» **Extract to read**

================

Don’t bother turning on cable news. She’s doing this on a conference call, not in front of the cameras, presumably to minimize the embarrassment.
And it will be embarrassing.
"I promise you no one will be satisfied" with the enrollment numbers to be announced today, says @PressSec
— Mark Knoller (@markknoller) November 13, 2013
Sources told the Wall Street Journal last week that there were 50,000 or so enrollments through the federal exchange as of November 10, which, as Bob Laszewski pointed out a few nights ago, averages out to something like 50 enrollees per day in each of the 36 states served by Healthcare.gov. (Another 50,000 or so had enrolled on the various state exchanges at the time of the Journal report.) There’s no real suspense about the topline number; the suspense lies in whether Sebelius will offer any demographic breakdown of the data. How many of the 50-60,000 who have signed up are people with preexisting conditions? How many are low-income and need significant subsidies? ObamaCare will succeed or fail depending upon how many “young healthies” can be persuaded or coerced into signing up. How are they doing with that group?
ObamaCare supporter Jonathan Cohn says it’s time to start thinking unhappy thoughts about back-up plans just in case, as expected, Healthcare.gov isn’t ready to ramp up on December 1. None of the available options are good ones, though; if you missed my own post on “Plan B,” you can read it here. Even if they do get the front end working more or less efficiently, there are still back-end problems lurking:
Nijhawan also touched on a problem that has yet to be widely addressed. He said the exchanges that are expected to allow insurance companies to share information with the federal government are not close to being ready. Without this information, CMS would not know who enrolled in the plans.
“As soon as these enrollment issues get ironed out either by December or March, you have other issues relating to the back end, where there’s a lot of reconciliation that needs to be done between health care and CMS,” Nijhawan said.
When asked why these exchanges weren’t completed before the rollout, he said, “They were trying to desperately get ready for the rollout.”

================

» **Requirement A**
Transcribe the ObamaCare enrollment passage from "ObamaCare supporter Jonathan" up to and including "in the plans.".
» **Requirement B**
According to the ObamaCare enrollment passage, why would CMS be unable to know who had enrolled in the plans? Answer in one to three sentences.
» **Requirement C**
In the ObamaCare enrollment passage, roughly how many enrollments through the federal exchange did sources report to the Wall Street Journal as of November 10?

================

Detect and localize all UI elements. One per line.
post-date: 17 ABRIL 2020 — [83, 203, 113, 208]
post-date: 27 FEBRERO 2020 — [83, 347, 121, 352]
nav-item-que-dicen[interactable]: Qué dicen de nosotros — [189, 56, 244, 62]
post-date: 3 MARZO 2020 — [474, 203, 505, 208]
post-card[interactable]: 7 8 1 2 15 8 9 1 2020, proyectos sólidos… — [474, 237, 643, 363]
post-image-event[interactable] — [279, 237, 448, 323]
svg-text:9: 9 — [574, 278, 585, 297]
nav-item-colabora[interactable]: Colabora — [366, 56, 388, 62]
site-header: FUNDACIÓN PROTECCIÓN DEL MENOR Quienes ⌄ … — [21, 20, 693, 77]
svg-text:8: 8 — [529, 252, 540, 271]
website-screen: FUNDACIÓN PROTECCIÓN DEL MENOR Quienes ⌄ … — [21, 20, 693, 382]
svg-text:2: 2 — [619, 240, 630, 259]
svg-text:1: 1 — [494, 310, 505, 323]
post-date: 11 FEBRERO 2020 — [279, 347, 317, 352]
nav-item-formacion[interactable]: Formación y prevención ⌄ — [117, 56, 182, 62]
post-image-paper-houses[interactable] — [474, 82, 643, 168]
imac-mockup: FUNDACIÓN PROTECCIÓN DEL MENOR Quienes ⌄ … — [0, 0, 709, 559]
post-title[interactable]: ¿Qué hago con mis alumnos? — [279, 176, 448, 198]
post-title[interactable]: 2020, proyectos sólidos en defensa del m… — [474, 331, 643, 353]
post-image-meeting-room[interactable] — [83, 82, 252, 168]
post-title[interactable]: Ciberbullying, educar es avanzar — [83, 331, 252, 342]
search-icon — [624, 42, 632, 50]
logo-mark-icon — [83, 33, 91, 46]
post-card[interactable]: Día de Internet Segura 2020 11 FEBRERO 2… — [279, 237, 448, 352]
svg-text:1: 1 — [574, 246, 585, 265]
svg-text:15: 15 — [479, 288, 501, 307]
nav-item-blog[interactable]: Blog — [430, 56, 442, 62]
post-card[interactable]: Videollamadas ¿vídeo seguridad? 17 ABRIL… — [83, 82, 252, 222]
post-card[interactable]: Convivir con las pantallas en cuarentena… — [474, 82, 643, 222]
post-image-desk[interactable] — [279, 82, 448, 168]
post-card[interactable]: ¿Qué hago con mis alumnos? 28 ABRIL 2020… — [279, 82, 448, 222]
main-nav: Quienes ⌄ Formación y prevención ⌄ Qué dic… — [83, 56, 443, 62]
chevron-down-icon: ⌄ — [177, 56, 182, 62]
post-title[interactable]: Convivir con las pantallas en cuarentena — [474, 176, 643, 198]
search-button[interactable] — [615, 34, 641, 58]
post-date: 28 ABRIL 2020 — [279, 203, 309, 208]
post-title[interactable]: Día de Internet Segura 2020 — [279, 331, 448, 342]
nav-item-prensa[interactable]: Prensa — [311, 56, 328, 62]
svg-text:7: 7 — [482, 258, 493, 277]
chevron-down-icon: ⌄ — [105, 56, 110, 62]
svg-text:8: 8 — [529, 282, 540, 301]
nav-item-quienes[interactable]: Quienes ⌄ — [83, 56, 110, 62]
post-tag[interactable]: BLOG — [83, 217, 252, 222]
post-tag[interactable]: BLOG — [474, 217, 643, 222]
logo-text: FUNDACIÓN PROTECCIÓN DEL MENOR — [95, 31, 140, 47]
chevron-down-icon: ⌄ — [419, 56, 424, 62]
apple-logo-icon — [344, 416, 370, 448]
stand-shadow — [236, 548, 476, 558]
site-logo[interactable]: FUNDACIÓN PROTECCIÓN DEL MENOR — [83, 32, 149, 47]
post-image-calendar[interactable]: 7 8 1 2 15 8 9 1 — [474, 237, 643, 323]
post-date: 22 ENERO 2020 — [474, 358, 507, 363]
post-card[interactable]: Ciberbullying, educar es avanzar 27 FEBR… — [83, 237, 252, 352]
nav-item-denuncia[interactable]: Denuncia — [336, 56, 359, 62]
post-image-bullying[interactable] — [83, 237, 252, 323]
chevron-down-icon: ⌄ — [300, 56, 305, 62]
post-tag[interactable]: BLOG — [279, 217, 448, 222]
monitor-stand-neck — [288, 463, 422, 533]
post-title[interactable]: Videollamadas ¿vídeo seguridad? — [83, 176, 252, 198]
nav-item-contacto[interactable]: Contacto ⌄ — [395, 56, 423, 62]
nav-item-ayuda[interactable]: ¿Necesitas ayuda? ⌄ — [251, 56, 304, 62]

================

» **Worked solution A**
ObamaCare supporter Jonathan Cohn says it’s time to start thinking unhappy thoughts about back-up plans just in case, as expected, Healthcare.gov isn’t ready to ramp up on December 1. None of the available options are good ones, though; if you missed my own post on “Plan B,” you can read it here. Even if they do get the front end working more or less efficiently, there are still back-end problems lurking:
Nijhawan also touched on a problem that has yet to be widely addressed. He said the exchanges that are expected to allow insurance companies to share information with the federal government are not close to being ready. Without this information, CMS would not know who enrolled in the plans.

» **Worked solution B**
The exchanges meant to let insurance companies share information with the federal government are not close to being ready. Without that information, CMS would not know who enrolled in the plans.

» **Worked solution C**
About 50,000 enrollments.